Dataset listings of figures:

■ ■ ■

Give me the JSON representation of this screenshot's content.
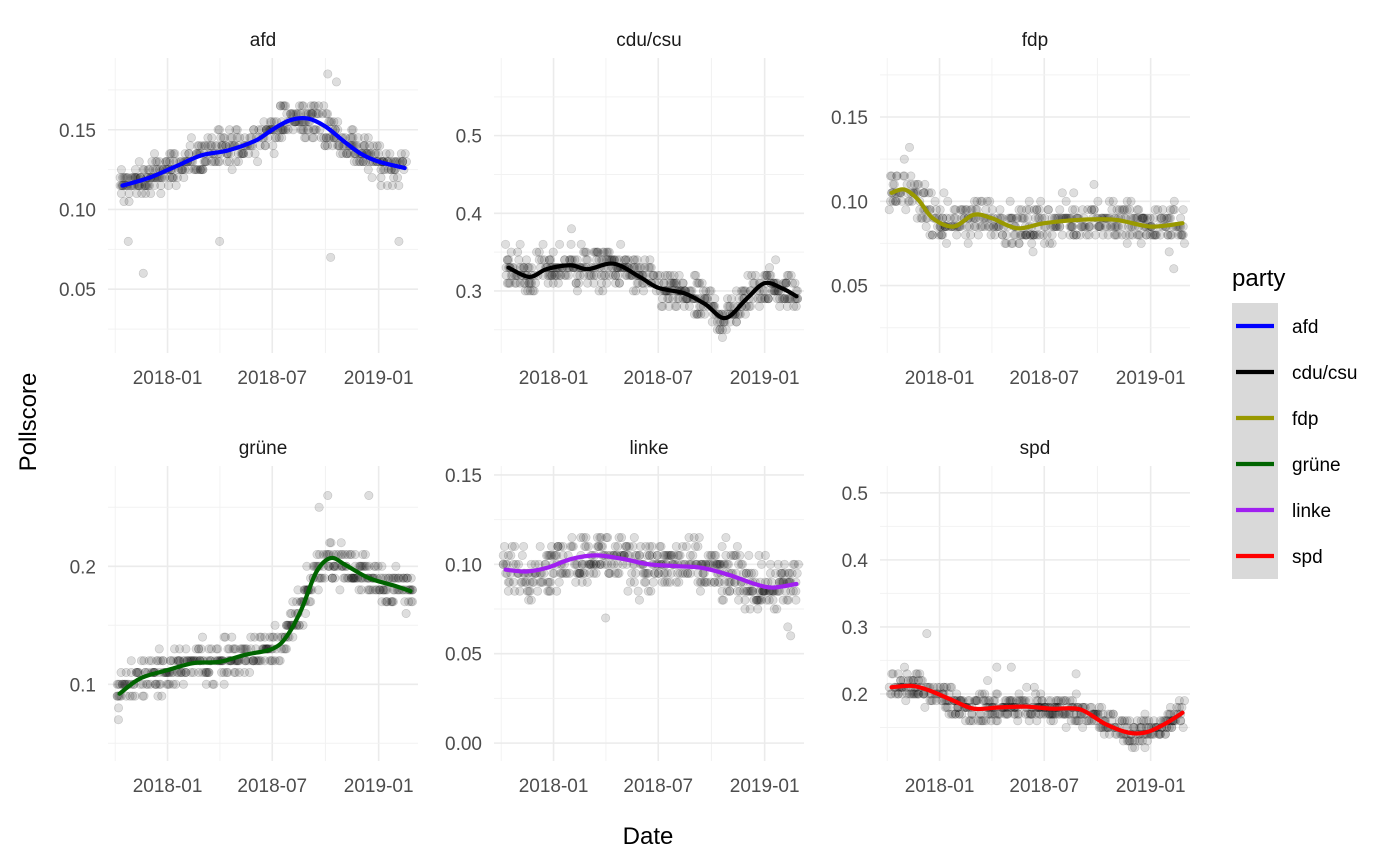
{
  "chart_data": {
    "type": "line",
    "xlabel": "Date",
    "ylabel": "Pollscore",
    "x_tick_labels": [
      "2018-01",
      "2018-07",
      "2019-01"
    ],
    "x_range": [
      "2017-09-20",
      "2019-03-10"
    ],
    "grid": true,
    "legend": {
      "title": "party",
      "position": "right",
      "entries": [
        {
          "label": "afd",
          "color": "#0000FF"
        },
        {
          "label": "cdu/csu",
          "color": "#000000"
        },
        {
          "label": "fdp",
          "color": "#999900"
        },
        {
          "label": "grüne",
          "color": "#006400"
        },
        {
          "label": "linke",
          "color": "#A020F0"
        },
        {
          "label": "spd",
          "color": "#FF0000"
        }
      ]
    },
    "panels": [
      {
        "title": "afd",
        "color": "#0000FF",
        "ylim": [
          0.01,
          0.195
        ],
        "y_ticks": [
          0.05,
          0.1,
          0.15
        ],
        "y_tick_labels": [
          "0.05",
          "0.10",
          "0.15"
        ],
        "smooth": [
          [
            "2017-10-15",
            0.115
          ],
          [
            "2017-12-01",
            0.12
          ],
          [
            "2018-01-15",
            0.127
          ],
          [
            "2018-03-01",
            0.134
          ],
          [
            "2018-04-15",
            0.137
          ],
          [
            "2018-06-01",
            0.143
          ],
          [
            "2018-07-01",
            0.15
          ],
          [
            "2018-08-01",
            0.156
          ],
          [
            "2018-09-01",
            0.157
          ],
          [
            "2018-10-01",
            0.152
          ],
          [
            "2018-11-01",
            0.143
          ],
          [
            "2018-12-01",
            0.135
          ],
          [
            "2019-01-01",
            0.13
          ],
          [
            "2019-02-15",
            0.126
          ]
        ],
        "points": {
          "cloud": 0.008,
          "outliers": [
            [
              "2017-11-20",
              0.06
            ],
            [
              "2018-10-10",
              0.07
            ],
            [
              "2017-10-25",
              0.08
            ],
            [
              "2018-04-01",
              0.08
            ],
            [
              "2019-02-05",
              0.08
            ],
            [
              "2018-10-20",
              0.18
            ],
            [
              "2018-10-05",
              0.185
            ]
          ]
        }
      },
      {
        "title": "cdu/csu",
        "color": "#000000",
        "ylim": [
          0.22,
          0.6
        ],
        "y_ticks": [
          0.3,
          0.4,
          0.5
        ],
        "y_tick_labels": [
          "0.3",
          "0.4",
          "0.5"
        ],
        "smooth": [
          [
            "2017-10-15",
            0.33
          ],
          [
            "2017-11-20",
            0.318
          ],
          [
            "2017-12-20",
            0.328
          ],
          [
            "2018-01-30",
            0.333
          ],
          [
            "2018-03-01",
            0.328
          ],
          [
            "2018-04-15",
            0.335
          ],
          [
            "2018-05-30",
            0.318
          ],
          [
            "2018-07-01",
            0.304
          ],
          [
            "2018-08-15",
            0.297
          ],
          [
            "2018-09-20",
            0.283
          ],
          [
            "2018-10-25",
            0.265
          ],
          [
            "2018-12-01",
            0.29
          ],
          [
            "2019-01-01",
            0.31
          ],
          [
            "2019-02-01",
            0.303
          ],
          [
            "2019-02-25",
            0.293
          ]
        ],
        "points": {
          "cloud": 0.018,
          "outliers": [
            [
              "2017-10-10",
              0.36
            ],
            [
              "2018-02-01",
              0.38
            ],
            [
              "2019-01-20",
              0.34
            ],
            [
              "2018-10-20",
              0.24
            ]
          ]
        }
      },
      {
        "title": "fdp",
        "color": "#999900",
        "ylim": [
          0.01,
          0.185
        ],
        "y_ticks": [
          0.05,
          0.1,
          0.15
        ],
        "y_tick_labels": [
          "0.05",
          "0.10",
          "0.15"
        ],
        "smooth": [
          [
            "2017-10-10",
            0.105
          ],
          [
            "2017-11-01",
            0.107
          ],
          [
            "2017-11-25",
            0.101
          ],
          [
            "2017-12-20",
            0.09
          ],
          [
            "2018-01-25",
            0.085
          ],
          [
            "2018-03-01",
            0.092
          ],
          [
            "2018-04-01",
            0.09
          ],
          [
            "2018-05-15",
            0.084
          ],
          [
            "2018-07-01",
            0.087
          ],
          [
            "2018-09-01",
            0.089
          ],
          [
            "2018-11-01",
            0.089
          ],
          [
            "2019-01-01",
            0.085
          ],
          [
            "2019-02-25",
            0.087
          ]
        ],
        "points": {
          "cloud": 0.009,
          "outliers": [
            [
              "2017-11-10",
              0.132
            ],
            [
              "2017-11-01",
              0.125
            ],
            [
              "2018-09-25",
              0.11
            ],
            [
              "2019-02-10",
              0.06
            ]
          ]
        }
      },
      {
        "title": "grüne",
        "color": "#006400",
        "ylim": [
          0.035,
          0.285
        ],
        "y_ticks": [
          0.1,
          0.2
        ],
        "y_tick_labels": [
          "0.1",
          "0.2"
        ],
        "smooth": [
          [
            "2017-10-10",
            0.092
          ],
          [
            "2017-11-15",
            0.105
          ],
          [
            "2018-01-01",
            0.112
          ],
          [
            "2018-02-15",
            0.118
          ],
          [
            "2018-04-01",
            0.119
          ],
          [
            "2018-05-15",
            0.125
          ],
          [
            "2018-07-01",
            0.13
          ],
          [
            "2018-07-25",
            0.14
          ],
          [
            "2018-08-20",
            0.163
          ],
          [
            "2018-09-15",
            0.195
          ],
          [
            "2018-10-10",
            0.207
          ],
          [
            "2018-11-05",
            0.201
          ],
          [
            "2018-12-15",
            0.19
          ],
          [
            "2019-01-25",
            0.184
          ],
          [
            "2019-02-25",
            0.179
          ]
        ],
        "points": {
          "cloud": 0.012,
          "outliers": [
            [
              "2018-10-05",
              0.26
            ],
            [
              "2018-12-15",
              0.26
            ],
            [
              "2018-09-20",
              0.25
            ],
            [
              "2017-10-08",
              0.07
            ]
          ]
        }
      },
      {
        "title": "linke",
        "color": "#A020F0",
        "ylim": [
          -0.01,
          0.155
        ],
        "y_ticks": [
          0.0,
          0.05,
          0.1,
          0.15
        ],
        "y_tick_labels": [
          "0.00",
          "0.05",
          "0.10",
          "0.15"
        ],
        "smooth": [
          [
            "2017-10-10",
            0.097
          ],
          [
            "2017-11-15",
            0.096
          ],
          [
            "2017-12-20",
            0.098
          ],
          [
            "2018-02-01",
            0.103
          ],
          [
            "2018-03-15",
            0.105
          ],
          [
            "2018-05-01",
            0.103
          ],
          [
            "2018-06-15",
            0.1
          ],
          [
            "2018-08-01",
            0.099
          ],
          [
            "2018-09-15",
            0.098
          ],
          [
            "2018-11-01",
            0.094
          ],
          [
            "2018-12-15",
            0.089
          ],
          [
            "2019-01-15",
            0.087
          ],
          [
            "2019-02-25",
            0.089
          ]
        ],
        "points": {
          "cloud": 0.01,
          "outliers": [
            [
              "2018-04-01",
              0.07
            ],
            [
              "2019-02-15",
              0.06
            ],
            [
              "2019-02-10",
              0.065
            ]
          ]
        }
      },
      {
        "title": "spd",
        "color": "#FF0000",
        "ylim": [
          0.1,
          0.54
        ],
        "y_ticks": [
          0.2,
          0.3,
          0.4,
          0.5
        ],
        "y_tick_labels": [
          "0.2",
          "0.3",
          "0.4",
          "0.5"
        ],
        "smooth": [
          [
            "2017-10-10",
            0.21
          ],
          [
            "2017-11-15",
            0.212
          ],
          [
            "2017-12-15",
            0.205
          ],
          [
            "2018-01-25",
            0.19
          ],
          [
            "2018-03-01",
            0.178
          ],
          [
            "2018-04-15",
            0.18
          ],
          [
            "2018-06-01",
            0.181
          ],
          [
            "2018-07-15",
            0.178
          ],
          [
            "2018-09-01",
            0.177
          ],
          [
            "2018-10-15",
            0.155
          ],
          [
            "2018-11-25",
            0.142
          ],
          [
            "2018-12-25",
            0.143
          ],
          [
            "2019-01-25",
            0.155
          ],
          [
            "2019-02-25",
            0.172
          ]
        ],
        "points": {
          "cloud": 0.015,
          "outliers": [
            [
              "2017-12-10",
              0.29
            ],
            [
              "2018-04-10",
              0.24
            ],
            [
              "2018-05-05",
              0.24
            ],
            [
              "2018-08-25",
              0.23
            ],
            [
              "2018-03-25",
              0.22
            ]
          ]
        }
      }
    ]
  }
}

■ ■ ■

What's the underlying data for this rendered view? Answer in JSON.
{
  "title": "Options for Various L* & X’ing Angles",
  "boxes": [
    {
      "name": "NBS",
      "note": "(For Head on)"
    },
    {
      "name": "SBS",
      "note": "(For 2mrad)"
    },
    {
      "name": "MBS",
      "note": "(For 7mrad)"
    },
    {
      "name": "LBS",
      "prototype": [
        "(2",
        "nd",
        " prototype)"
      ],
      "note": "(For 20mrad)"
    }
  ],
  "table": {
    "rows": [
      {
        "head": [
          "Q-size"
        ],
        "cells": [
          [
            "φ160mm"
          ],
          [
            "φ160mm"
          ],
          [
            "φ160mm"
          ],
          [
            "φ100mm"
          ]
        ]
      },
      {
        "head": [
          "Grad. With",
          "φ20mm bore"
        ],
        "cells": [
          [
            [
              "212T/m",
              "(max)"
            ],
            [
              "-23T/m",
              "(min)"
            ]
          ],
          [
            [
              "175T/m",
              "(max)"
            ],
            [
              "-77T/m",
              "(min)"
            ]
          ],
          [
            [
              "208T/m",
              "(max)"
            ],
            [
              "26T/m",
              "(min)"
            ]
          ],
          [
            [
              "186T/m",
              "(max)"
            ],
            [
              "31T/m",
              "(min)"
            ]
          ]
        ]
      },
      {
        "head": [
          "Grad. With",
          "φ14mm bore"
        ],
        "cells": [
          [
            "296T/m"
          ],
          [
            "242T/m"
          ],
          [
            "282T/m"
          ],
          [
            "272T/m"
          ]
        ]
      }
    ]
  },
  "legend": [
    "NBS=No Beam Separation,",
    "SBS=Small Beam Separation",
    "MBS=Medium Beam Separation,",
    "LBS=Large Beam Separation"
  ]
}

■ ■ ■

__The task__. Choose all lines containing the string "JSON" and copy them out.

__Answer for the task__.
Give me the JSON representation of this screenshot's content.
What's the underlying data for this rendered view? Answer in JSON.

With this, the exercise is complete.